■ **TASK INPUTS**

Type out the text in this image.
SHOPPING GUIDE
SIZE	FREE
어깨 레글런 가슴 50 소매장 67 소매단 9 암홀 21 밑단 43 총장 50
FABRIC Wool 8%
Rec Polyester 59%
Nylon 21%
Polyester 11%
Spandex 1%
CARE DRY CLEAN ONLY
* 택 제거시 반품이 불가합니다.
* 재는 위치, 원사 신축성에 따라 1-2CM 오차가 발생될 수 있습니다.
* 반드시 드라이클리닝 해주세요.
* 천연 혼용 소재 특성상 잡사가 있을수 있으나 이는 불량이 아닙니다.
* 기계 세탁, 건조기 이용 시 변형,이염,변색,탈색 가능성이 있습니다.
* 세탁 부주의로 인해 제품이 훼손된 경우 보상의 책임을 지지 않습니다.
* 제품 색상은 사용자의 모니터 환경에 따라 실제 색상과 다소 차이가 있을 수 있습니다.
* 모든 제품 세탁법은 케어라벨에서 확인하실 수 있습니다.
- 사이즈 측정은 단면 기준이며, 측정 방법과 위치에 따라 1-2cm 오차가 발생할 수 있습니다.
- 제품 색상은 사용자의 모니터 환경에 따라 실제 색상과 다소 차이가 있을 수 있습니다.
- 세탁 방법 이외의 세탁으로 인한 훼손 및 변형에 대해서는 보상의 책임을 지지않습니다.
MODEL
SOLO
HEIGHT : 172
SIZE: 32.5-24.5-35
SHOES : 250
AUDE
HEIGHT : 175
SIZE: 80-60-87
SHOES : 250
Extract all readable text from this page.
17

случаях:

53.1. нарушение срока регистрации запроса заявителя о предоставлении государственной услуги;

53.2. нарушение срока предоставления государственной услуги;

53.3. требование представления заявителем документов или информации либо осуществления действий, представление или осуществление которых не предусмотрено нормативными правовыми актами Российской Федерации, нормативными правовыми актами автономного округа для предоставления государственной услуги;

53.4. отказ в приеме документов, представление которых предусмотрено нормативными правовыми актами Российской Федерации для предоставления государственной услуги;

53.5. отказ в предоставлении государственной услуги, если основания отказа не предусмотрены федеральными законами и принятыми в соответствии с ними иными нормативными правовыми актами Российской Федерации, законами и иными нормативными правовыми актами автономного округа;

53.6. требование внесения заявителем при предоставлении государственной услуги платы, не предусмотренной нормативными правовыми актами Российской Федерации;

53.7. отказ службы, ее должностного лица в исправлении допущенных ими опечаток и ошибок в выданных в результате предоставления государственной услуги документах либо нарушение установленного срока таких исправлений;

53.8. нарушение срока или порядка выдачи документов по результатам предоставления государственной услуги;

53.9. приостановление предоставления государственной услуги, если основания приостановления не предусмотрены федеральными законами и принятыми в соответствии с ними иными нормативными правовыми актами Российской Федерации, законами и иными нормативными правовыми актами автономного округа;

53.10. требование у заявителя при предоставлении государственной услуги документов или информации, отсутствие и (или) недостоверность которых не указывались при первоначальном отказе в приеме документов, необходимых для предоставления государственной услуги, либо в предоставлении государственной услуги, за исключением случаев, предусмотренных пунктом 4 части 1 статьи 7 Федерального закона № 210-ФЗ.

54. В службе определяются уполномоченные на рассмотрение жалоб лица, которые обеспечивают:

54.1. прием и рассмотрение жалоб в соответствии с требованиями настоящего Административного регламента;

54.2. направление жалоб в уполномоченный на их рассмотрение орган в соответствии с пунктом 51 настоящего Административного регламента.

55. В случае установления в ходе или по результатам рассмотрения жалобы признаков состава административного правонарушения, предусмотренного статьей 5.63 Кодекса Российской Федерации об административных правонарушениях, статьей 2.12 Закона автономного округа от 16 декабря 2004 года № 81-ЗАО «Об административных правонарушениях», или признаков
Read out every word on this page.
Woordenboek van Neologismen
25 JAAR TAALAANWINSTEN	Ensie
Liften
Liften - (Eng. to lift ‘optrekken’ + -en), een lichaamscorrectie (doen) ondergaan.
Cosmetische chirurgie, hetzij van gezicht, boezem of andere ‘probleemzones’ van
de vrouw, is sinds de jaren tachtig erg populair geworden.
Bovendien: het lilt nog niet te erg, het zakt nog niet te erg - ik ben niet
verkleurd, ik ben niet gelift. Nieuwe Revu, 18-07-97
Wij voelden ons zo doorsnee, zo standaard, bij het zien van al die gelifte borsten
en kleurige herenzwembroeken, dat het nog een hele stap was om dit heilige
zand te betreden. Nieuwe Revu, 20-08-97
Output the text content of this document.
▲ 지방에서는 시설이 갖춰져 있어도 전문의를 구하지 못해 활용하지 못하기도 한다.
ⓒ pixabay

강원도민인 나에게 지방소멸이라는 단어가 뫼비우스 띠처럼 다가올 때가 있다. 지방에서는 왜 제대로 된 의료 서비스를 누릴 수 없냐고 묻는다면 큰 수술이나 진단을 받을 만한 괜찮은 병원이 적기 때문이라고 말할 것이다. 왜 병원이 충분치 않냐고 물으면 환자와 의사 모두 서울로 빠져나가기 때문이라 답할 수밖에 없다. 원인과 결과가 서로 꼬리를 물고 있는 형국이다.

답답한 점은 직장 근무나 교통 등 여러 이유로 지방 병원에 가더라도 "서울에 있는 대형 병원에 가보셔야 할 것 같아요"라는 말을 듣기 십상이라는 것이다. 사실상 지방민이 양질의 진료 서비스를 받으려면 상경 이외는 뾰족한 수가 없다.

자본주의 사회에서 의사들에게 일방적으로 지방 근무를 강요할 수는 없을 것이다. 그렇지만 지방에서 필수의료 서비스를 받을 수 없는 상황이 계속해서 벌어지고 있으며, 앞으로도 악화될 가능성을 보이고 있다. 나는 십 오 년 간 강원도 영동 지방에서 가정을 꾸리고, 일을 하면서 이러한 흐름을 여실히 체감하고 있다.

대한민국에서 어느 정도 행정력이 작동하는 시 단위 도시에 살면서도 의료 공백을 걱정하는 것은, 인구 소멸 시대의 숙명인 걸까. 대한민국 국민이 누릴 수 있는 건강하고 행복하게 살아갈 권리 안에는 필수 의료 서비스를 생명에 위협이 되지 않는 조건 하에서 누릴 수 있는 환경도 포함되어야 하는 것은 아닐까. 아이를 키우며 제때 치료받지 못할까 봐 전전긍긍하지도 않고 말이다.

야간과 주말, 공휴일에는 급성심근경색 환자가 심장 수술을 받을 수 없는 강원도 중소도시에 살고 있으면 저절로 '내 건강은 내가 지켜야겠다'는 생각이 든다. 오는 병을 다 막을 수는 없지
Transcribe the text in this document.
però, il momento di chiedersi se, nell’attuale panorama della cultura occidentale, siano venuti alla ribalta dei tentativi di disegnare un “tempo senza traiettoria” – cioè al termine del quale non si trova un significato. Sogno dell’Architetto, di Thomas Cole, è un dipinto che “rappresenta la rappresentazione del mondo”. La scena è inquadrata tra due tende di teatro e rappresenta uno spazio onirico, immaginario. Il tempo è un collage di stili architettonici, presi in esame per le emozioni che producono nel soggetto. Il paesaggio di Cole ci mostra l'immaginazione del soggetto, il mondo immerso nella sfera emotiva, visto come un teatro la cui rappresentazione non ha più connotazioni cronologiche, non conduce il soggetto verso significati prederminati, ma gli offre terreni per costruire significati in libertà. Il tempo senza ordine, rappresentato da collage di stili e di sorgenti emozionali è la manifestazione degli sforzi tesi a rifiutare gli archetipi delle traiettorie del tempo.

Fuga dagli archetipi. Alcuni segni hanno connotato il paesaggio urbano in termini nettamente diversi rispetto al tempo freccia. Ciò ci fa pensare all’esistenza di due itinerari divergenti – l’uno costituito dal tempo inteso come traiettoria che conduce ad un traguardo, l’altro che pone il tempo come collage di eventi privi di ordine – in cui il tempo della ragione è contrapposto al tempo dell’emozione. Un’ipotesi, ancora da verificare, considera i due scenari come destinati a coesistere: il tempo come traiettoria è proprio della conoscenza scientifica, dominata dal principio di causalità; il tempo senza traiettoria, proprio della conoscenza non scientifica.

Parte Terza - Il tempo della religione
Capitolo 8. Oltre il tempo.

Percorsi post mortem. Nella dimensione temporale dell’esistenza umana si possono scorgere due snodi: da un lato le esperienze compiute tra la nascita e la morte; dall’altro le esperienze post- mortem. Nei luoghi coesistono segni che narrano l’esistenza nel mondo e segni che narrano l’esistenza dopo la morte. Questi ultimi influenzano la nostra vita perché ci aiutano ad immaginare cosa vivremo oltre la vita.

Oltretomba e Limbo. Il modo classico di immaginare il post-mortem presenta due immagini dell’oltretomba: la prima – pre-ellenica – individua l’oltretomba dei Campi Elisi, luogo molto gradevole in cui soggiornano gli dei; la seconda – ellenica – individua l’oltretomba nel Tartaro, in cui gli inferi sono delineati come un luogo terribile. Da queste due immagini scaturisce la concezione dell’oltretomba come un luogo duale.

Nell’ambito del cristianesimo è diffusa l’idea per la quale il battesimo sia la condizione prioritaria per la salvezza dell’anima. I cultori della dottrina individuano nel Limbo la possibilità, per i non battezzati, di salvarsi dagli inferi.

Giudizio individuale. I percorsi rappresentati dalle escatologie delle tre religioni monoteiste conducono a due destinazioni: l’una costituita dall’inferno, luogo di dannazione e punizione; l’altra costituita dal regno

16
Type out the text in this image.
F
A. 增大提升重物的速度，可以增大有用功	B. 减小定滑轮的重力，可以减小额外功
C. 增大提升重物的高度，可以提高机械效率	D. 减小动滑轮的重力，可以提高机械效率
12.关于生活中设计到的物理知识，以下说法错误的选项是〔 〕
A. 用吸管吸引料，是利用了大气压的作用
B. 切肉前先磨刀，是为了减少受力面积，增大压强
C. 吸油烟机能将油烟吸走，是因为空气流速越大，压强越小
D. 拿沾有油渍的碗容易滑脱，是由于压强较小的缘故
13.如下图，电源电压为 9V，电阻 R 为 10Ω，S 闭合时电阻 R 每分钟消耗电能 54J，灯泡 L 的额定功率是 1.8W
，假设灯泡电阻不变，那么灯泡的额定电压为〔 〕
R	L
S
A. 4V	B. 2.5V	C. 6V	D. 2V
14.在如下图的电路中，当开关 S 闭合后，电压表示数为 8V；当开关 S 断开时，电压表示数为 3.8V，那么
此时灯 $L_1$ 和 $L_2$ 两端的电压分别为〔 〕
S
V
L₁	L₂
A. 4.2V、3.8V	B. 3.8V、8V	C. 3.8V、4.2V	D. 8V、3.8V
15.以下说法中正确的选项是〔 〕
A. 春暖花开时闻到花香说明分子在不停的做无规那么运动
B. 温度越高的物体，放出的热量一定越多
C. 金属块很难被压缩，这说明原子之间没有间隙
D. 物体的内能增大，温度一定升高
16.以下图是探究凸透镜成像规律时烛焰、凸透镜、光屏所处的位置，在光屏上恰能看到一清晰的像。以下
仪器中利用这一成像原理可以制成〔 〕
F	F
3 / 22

■ **REQUIREMENT**
Look above for every line with the word "настоящего" and copy it.

■ **RESPONSE TO THIS EXERCISE**
54.1. прием и рассмотрение жалоб в соответствии с требованиями настоящего Административного регламента;
54.2. направление жалоб в уполномоченный на их рассмотрение орган в соответствии с пунктом 51 настоящего Административного регламента.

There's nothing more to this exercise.